From the listing below, copy every line with the word "hierarchical".

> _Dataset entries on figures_
-- start --
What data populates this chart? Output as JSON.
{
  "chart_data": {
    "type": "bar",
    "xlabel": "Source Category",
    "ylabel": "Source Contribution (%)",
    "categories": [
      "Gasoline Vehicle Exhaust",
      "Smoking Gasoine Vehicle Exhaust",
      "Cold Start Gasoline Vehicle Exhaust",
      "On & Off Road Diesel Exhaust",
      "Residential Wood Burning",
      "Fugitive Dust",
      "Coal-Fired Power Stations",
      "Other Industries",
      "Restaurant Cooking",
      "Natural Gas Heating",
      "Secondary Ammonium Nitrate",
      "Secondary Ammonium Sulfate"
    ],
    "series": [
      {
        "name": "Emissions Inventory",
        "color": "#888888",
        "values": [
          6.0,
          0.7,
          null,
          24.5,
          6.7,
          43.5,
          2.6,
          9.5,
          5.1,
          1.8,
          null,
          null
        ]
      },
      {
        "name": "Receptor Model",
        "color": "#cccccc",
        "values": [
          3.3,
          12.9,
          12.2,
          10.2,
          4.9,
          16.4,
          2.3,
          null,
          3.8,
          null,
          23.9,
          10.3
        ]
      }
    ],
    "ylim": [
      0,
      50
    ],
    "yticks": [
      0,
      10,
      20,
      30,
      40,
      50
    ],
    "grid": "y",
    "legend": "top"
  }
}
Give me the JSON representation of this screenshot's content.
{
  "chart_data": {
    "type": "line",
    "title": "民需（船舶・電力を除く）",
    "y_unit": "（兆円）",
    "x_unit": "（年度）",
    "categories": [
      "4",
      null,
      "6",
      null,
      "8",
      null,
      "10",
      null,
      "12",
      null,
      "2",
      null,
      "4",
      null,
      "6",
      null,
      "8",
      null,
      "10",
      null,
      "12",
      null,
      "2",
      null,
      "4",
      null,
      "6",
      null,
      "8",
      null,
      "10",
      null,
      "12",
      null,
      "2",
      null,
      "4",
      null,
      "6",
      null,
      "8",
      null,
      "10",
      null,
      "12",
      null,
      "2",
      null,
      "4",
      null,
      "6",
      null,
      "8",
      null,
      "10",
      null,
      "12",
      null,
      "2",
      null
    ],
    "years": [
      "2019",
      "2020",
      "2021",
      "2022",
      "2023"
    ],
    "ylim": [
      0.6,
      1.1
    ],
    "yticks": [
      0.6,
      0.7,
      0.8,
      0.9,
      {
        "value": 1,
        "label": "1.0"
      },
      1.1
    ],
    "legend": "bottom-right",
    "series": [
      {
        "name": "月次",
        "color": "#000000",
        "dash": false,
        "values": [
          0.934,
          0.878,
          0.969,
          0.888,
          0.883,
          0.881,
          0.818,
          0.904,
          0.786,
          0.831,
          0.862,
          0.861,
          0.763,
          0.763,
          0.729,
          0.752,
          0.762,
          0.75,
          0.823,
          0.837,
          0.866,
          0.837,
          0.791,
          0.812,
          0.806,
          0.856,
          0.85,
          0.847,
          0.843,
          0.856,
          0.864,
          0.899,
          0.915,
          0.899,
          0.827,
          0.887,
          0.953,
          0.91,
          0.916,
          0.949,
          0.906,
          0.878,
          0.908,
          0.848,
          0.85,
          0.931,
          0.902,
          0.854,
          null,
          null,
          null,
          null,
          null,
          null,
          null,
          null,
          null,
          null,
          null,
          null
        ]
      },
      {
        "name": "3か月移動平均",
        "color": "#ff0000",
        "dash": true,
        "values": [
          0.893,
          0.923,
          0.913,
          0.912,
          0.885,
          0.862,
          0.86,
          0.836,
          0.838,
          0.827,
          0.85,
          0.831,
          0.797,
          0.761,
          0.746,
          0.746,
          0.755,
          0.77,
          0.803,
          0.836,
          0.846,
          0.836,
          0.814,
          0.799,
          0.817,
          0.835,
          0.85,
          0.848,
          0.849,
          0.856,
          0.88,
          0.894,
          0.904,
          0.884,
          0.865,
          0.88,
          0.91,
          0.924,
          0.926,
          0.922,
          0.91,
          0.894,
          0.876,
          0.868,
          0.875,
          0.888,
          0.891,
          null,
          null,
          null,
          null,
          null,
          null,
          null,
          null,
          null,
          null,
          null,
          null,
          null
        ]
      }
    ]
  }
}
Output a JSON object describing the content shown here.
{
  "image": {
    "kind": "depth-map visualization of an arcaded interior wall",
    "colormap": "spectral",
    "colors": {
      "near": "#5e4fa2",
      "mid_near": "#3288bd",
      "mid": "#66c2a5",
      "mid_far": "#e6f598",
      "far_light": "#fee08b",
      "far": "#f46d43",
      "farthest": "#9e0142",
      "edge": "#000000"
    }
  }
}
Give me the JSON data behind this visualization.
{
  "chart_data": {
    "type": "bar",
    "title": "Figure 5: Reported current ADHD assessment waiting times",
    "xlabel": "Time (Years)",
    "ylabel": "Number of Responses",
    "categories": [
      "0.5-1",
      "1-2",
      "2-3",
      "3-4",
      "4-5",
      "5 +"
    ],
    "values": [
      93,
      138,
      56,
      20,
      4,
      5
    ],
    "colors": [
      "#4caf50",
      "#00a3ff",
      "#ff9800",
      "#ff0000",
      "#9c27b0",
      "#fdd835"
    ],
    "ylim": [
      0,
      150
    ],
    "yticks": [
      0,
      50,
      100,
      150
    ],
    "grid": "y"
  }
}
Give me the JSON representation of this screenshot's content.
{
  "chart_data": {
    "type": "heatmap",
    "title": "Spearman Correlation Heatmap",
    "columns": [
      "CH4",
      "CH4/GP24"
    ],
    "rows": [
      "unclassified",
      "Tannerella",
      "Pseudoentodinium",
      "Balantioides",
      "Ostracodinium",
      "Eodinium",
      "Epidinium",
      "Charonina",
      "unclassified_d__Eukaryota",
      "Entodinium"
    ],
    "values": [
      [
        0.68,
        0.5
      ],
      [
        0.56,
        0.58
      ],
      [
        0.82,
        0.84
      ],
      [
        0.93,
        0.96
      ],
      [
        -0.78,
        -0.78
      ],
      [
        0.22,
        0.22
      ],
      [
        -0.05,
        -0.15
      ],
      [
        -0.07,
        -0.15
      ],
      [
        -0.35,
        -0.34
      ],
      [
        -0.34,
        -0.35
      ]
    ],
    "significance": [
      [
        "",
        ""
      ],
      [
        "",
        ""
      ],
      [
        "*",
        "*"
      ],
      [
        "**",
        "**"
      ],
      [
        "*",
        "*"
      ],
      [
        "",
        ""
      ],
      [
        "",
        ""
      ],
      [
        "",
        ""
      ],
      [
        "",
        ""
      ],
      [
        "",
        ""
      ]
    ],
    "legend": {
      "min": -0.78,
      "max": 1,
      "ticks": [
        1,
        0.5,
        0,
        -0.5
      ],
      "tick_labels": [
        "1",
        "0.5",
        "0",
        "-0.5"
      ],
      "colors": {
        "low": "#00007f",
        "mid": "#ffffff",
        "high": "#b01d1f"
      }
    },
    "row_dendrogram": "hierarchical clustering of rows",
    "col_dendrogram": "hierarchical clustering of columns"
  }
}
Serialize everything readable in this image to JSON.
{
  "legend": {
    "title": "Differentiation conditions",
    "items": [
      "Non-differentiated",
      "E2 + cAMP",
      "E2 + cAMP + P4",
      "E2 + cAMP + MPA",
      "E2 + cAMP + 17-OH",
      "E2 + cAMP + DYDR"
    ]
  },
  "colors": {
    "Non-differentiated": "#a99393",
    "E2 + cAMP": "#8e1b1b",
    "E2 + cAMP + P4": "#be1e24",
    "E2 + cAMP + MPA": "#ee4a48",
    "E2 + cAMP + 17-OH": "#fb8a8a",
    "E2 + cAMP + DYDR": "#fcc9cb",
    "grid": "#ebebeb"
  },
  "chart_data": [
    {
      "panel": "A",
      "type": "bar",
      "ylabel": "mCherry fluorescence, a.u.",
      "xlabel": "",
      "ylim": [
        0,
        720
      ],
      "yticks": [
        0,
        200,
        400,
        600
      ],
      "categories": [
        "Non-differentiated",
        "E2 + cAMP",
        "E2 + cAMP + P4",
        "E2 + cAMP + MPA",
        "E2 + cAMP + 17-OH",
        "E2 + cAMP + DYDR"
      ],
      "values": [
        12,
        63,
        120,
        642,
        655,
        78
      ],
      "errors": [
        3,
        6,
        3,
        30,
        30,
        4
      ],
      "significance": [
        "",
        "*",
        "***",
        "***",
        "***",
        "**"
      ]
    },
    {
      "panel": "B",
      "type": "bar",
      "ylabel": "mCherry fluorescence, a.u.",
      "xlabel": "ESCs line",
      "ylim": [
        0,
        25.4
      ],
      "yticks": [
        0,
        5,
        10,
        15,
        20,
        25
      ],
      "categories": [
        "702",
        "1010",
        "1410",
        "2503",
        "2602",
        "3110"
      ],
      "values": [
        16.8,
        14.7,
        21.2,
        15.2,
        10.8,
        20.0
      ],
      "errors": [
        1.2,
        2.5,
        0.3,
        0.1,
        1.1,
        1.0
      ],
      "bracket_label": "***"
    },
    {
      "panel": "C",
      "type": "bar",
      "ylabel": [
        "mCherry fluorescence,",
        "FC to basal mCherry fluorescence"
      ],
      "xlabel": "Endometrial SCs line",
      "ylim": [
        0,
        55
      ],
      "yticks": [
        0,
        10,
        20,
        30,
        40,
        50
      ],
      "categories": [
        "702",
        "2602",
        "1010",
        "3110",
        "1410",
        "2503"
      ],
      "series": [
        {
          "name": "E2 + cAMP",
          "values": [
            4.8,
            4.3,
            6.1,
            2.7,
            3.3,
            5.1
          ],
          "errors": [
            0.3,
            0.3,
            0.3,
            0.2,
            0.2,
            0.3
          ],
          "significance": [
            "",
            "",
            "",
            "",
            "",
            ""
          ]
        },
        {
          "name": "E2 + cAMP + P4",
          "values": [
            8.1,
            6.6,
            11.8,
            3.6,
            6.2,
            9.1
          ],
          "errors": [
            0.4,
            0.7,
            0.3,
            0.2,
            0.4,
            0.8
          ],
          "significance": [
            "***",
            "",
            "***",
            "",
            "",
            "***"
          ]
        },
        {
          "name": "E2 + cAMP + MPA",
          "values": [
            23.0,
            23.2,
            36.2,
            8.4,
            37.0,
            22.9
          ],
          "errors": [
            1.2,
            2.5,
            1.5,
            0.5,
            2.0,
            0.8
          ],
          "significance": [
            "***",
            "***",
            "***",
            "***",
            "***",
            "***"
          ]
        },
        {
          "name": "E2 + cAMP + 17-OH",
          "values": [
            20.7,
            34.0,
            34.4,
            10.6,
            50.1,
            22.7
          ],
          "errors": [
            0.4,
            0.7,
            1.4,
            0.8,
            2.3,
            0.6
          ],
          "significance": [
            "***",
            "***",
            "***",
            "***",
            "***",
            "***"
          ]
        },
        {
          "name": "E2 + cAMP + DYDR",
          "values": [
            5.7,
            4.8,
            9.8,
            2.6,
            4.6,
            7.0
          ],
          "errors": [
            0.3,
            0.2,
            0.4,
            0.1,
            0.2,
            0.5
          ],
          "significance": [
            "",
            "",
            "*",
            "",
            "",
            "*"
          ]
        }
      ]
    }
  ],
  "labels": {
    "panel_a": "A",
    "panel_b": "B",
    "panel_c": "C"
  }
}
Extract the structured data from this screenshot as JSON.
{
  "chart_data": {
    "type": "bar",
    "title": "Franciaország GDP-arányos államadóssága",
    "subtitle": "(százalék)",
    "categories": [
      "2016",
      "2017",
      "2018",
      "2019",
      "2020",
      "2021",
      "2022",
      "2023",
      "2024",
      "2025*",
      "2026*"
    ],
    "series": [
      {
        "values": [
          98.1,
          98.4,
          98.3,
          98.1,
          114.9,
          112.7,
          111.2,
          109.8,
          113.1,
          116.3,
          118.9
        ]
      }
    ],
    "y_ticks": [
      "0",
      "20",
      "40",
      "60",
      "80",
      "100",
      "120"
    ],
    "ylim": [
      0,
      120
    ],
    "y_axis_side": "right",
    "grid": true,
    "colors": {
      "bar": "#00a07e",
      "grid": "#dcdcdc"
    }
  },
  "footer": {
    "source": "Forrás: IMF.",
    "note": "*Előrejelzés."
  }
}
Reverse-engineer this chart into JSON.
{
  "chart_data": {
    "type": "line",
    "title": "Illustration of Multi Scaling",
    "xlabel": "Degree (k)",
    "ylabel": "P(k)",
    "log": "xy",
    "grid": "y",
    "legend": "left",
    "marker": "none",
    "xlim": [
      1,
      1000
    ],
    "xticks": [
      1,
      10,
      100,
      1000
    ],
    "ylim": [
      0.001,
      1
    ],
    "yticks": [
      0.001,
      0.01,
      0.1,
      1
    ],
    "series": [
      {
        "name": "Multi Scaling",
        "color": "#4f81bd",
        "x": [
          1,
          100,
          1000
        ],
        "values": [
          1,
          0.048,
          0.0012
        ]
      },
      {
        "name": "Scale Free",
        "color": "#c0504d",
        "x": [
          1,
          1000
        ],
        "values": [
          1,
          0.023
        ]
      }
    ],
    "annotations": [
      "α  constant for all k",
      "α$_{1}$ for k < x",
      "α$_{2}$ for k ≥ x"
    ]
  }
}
-- end --
> _Solution to this task_
    "row_dendrogram": "hierarchical clustering of rows",
    "col_dendrogram": "hierarchical clustering of columns"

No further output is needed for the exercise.